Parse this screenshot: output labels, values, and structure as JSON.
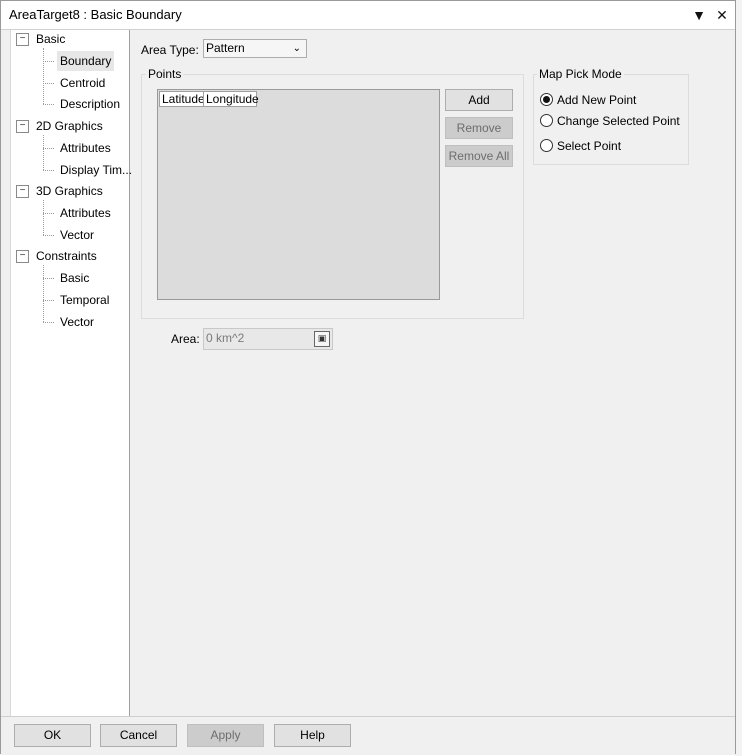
{
  "window": {
    "title": "AreaTarget8 : Basic Boundary"
  },
  "titlebar_icons": {
    "dropdown": "chevron-down-icon",
    "close": "close-icon"
  },
  "tree": {
    "groups": [
      {
        "label": "Basic",
        "children": [
          "Boundary",
          "Centroid",
          "Description"
        ]
      },
      {
        "label": "2D Graphics",
        "children": [
          "Attributes",
          "Display Tim..."
        ]
      },
      {
        "label": "3D Graphics",
        "children": [
          "Attributes",
          "Vector"
        ]
      },
      {
        "label": "Constraints",
        "children": [
          "Basic",
          "Temporal",
          "Vector"
        ]
      }
    ],
    "selected": "Boundary",
    "toggle_glyph": "−"
  },
  "area_type": {
    "label": "Area Type:",
    "value": "Pattern"
  },
  "points": {
    "label": "Points",
    "columns": [
      "Latitude",
      "Longitude"
    ],
    "rows": [],
    "buttons": {
      "add": "Add",
      "remove": "Remove",
      "remove_all": "Remove All"
    }
  },
  "map_pick": {
    "label": "Map Pick Mode",
    "options": [
      "Add New Point",
      "Change Selected Point",
      "Select Point"
    ],
    "selected": "Add New Point"
  },
  "area": {
    "label": "Area:",
    "value": "0 km^2"
  },
  "footer": {
    "ok": "OK",
    "cancel": "Cancel",
    "apply": "Apply",
    "help": "Help"
  }
}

————

*TASK DETAILS:*
Using the material above, retype each entry exactly and omit the pictures.

*RESULT:*
Parse this screenshot: output labels, values, and structure as JSON.
{
  "window": {
    "title": "AreaTarget8 : Basic Boundary"
  },
  "titlebar_icons": {
    "dropdown": "chevron-down-icon",
    "close": "close-icon"
  },
  "tree": {
    "groups": [
      {
        "label": "Basic",
        "children": [
          "Boundary",
          "Centroid",
          "Description"
        ]
      },
      {
        "label": "2D Graphics",
        "children": [
          "Attributes",
          "Display Tim..."
        ]
      },
      {
        "label": "3D Graphics",
        "children": [
          "Attributes",
          "Vector"
        ]
      },
      {
        "label": "Constraints",
        "children": [
          "Basic",
          "Temporal",
          "Vector"
        ]
      }
    ],
    "selected": "Boundary",
    "toggle_glyph": "−"
  },
  "area_type": {
    "label": "Area Type:",
    "value": "Pattern"
  },
  "points": {
    "label": "Points",
    "columns": [
      "Latitude",
      "Longitude"
    ],
    "rows": [],
    "buttons": {
      "add": "Add",
      "remove": "Remove",
      "remove_all": "Remove All"
    }
  },
  "map_pick": {
    "label": "Map Pick Mode",
    "options": [
      "Add New Point",
      "Change Selected Point",
      "Select Point"
    ],
    "selected": "Add New Point"
  },
  "area": {
    "label": "Area:",
    "value": "0 km^2"
  },
  "footer": {
    "ok": "OK",
    "cancel": "Cancel",
    "apply": "Apply",
    "help": "Help"
  }
}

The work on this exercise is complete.